• _Text to read_:
[Ifeffit] Spline clamps

Bruce Ravel ravel at phys.washington.edu
Tue Jan 13 14:57:01 CST 2004


On Tuesday 13 January 2004 03:41 pm, SCalvin100 at aol.com wrote:
> I am posting now because I am not sure I understand the behavior of the
> spline clamps in Ifeffit. When I set a top end to the spline range that is
> below the top of the data range, the high spline clamp has very little, if
> any, effect. (As a simple example, if I take the "clamp.prj" project that
> comes with Athena and set all of the spline ranges to top out at 400 eV,
> all four backgrounds look the same.) Is this what should be happening, or
> is this a bug?

Element placement data
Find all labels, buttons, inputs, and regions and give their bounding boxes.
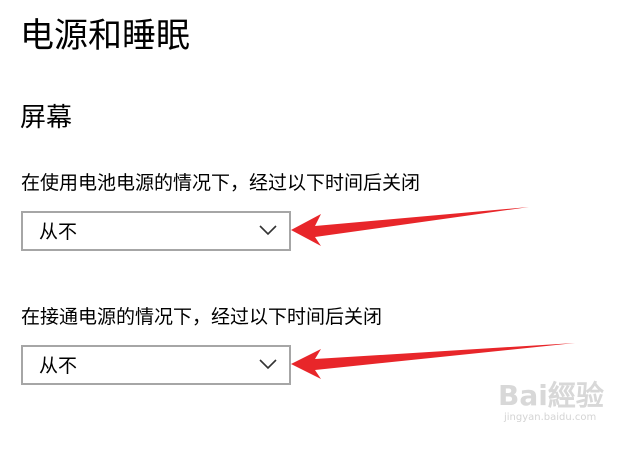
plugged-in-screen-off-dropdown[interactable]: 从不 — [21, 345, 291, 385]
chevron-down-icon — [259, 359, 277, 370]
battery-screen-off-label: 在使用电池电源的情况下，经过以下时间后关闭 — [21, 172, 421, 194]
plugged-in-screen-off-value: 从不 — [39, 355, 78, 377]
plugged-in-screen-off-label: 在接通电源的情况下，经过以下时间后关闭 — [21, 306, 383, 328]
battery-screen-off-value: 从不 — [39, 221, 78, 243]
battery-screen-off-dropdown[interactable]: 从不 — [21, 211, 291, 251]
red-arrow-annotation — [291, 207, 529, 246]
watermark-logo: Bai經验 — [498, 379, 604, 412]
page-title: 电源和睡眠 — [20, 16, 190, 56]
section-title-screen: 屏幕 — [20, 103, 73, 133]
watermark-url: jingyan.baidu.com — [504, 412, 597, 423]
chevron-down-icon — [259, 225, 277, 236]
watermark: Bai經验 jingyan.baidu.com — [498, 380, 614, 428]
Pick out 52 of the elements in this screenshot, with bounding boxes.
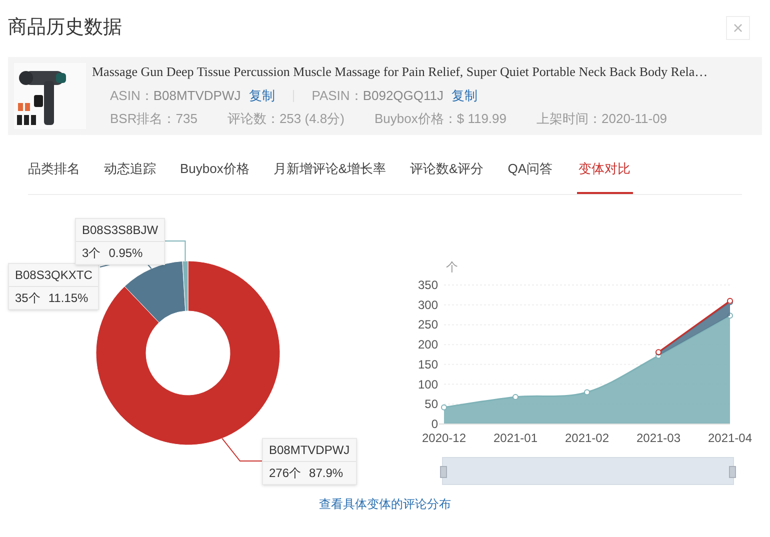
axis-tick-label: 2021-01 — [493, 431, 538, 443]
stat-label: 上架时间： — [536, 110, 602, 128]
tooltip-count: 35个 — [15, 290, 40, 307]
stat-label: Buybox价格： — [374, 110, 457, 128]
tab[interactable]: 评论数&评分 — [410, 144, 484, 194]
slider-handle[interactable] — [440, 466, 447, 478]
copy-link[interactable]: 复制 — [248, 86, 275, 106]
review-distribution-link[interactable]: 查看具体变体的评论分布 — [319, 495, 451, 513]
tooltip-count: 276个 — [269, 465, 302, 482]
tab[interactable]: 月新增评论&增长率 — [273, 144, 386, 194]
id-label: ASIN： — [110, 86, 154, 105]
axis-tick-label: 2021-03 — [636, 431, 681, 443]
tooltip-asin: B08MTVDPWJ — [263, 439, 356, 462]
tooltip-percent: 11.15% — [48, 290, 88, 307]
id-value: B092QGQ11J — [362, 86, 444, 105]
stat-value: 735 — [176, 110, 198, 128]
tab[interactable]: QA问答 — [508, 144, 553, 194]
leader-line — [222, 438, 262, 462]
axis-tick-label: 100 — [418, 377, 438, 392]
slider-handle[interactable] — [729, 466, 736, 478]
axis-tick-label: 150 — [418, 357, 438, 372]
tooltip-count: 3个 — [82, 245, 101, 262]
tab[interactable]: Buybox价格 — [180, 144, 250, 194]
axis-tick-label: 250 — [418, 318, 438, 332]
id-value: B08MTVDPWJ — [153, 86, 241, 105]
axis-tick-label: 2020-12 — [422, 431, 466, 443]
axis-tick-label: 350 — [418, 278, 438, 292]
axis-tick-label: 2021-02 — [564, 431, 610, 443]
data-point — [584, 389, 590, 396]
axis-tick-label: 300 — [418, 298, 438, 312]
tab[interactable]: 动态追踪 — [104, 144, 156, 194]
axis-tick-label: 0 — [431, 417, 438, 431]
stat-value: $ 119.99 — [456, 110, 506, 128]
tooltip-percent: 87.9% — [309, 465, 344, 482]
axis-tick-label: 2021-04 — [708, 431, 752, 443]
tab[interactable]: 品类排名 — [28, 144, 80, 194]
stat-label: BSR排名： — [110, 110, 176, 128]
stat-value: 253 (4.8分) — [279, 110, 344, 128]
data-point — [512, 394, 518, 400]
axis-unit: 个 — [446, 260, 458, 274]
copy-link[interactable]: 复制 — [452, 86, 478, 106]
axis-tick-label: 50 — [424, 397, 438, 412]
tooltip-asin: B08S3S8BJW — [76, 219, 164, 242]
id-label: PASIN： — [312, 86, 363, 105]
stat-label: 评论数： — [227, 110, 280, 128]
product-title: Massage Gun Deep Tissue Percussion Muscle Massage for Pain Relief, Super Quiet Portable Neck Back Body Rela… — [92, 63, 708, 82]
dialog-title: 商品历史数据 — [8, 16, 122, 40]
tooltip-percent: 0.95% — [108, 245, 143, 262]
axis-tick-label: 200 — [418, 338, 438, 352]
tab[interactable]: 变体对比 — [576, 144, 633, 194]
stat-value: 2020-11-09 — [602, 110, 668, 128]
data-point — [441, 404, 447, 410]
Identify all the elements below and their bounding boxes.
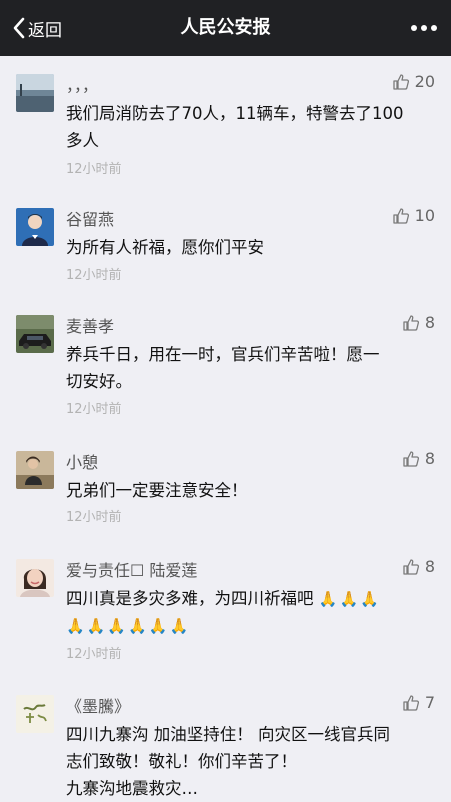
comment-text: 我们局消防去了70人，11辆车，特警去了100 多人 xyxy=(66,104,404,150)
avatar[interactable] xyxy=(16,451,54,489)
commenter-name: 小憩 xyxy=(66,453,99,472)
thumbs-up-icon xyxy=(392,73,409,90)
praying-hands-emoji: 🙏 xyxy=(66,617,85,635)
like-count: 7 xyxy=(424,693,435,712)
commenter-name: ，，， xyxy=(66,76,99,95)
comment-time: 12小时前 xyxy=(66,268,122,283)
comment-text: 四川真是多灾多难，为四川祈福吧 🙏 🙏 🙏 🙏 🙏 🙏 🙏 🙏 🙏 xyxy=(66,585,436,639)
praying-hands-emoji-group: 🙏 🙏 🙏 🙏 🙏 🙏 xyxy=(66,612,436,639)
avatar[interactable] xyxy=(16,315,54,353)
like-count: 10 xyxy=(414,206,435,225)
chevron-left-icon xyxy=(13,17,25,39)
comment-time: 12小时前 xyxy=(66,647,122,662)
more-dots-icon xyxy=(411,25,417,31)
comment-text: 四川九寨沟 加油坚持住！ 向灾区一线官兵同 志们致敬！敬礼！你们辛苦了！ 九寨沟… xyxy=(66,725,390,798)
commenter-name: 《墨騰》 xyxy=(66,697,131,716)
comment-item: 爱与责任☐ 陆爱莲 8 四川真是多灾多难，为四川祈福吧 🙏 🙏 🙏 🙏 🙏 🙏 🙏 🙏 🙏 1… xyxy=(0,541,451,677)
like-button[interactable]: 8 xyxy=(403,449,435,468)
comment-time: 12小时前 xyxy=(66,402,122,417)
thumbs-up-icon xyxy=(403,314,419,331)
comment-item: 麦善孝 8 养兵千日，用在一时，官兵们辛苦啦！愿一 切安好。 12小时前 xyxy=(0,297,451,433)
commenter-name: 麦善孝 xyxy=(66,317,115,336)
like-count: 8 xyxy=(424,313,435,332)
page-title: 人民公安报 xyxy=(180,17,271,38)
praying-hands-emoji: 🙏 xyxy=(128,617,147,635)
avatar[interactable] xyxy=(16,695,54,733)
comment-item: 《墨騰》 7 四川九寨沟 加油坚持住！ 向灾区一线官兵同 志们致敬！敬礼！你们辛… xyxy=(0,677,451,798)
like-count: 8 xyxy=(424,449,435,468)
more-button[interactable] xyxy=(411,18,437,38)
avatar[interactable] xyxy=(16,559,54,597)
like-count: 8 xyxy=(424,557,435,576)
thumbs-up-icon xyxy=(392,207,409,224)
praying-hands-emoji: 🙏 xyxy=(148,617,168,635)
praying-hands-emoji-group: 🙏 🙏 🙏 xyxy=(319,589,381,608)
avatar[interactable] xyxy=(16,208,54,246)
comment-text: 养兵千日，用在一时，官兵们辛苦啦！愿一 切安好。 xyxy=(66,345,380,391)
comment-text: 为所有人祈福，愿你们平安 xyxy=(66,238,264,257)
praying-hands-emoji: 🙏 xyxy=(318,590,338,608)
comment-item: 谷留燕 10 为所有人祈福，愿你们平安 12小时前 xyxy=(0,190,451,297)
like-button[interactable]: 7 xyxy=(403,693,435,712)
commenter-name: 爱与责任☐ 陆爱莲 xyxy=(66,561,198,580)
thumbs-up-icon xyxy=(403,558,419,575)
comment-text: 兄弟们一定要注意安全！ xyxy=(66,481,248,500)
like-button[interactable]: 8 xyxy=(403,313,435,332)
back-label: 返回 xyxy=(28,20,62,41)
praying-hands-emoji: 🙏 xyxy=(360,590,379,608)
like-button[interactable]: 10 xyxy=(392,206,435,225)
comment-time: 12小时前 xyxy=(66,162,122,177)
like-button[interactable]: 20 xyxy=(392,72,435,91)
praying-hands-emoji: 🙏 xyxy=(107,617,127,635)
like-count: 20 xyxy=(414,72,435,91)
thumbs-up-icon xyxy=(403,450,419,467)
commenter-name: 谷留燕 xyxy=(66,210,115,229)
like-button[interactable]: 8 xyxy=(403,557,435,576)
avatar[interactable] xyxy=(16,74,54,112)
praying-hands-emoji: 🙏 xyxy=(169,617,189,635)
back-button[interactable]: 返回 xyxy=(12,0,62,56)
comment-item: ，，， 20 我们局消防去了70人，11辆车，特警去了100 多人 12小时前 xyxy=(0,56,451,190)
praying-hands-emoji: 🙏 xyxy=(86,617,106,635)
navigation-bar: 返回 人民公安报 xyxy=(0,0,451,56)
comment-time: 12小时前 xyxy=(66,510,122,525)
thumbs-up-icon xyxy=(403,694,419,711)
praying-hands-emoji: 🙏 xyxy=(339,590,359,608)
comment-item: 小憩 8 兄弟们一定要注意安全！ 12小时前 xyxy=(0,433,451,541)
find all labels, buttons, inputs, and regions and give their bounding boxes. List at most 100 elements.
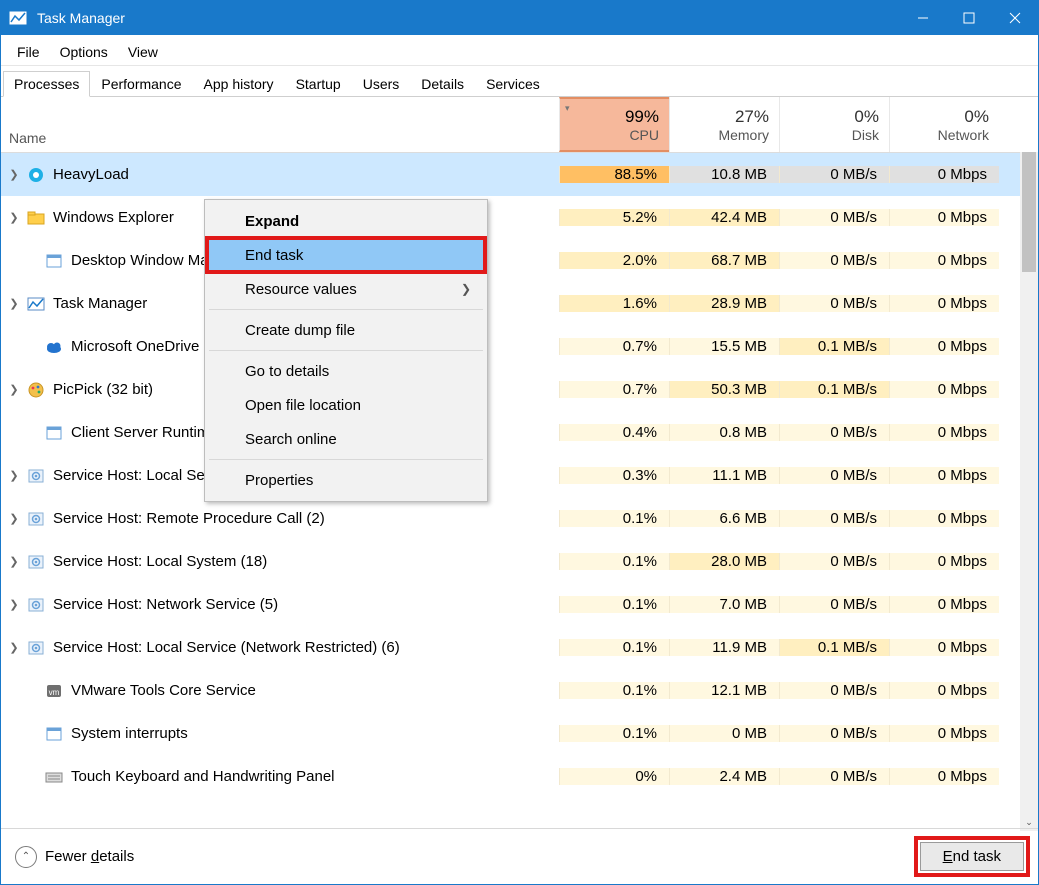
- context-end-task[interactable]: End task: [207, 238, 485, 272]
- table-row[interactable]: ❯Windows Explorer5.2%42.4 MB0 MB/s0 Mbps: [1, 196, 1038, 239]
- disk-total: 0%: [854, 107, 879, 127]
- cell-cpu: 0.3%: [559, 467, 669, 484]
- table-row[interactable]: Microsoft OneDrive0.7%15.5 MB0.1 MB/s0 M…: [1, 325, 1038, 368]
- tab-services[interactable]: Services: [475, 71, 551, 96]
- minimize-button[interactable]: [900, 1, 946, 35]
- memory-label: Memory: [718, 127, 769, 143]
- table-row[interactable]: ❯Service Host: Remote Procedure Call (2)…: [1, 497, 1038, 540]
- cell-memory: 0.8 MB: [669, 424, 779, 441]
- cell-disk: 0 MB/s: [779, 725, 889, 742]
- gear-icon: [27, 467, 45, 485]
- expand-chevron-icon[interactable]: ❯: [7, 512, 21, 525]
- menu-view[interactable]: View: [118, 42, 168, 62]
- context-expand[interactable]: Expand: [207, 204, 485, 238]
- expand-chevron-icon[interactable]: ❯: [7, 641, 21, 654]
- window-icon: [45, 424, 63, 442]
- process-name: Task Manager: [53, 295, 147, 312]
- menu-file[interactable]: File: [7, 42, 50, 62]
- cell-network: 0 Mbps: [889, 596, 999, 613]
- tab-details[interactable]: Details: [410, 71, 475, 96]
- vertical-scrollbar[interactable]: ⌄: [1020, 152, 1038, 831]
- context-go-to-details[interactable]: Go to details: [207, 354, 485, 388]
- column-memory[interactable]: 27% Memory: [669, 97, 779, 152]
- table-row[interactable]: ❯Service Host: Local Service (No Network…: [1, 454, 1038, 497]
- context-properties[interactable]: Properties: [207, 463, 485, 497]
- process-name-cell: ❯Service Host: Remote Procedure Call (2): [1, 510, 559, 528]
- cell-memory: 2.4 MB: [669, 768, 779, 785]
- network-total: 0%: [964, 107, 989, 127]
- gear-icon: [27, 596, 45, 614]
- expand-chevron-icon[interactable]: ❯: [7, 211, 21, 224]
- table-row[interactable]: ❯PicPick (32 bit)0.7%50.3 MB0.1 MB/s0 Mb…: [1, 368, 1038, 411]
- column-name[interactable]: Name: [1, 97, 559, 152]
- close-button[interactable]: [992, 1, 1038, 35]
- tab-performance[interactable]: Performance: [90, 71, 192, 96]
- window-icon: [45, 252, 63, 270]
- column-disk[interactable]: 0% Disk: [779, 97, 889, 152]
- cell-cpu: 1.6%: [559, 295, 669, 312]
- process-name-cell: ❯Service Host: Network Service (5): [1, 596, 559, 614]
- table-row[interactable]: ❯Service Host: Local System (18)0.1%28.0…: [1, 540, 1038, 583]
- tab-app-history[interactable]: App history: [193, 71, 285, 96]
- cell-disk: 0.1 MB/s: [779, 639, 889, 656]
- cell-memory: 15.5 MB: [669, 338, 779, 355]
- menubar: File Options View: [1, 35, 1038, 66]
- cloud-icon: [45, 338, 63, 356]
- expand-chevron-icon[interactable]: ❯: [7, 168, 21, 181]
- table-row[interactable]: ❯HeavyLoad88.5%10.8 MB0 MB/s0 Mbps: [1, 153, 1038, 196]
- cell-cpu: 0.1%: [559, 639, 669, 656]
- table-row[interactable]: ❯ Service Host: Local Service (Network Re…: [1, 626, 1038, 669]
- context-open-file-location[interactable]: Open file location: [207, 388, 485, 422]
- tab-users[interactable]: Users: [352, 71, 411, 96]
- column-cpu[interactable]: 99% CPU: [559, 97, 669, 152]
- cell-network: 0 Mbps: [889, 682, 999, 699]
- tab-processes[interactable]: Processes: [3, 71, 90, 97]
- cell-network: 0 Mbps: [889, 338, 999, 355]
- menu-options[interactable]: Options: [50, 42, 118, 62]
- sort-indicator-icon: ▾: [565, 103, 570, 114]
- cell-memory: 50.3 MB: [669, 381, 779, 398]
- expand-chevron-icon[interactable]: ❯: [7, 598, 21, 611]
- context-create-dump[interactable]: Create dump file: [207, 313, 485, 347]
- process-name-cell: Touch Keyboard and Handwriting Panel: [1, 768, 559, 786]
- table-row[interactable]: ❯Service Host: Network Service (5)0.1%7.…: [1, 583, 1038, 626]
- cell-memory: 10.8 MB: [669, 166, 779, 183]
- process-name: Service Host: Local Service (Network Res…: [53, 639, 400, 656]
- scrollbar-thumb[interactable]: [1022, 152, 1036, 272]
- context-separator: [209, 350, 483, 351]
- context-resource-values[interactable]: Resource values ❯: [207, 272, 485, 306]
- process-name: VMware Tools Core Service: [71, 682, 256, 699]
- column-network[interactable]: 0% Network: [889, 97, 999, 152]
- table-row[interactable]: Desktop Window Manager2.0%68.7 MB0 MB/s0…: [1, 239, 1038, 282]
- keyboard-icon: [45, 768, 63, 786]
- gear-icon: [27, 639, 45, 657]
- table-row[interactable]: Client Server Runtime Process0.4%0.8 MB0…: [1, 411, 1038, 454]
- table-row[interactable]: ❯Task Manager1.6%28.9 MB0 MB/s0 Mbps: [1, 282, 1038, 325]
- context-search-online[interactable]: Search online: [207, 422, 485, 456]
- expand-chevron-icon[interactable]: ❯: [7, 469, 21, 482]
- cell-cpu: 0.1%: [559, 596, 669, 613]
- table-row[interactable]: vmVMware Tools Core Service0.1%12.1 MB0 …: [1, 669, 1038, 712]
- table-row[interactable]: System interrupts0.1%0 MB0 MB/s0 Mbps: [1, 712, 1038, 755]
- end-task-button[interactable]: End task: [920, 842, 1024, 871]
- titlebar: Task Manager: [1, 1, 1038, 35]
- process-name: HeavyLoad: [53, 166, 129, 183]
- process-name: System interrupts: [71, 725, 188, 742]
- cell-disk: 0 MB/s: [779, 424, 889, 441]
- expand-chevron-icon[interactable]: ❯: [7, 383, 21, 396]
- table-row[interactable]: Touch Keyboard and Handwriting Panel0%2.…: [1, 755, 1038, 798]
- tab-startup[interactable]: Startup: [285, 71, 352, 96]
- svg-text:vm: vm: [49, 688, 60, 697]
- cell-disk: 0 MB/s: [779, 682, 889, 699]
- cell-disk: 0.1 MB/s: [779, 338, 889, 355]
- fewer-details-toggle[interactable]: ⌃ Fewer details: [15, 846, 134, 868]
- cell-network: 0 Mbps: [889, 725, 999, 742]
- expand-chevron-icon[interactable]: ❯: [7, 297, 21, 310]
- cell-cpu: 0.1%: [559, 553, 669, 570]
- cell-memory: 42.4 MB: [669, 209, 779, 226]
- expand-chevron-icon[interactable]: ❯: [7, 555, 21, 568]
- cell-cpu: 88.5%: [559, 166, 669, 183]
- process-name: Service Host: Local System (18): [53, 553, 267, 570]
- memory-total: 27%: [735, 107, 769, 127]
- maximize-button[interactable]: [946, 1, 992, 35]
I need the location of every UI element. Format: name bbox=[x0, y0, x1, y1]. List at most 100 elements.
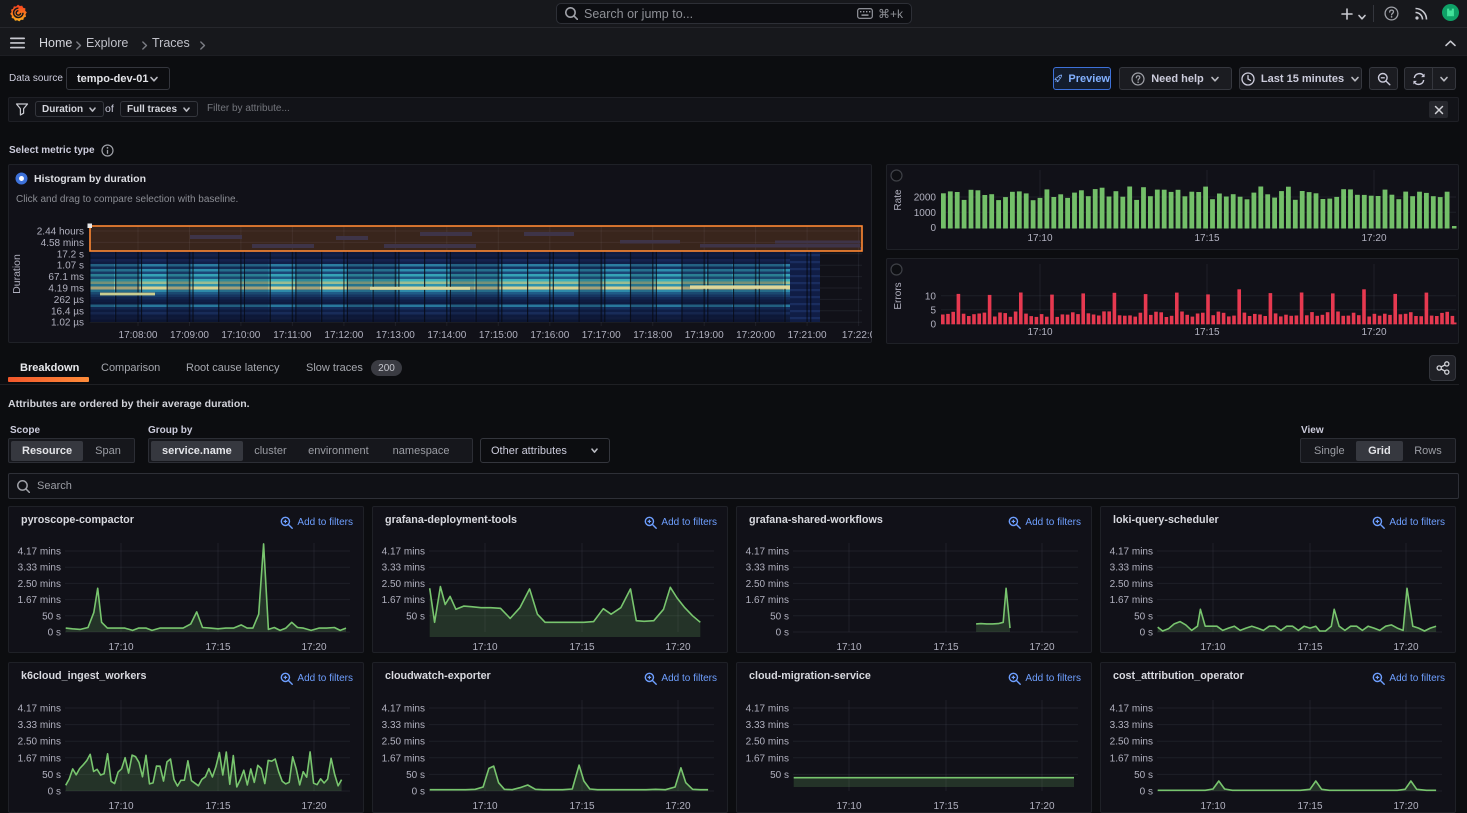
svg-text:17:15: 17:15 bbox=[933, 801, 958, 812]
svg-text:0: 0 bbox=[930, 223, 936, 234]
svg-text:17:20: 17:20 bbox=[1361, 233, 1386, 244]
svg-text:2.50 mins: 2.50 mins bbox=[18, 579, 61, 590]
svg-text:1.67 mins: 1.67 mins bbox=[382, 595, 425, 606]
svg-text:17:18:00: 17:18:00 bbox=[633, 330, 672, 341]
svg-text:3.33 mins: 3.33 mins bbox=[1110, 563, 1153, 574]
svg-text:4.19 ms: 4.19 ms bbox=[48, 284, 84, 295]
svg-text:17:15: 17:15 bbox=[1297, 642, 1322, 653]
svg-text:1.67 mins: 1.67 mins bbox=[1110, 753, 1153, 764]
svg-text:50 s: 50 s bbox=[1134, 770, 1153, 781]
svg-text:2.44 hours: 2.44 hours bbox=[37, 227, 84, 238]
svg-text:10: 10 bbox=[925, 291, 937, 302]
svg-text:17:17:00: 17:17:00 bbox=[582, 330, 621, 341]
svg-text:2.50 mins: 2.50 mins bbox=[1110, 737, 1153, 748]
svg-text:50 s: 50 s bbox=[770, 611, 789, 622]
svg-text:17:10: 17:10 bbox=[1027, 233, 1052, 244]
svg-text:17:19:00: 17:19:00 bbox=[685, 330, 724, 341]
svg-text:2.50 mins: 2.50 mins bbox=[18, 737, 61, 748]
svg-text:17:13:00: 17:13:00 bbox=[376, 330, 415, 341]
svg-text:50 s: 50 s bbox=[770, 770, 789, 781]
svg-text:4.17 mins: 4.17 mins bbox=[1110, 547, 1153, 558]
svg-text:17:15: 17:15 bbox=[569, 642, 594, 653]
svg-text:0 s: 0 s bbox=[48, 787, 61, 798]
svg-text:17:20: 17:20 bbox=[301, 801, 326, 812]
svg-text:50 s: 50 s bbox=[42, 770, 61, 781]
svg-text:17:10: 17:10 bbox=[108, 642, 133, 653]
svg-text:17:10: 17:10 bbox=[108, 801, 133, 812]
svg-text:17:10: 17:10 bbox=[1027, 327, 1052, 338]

• _Problem requirements_: Name every program and project file mentioned in the message on spline clamps.

• _Result_:
Ifeffit
Athena
clamp.prj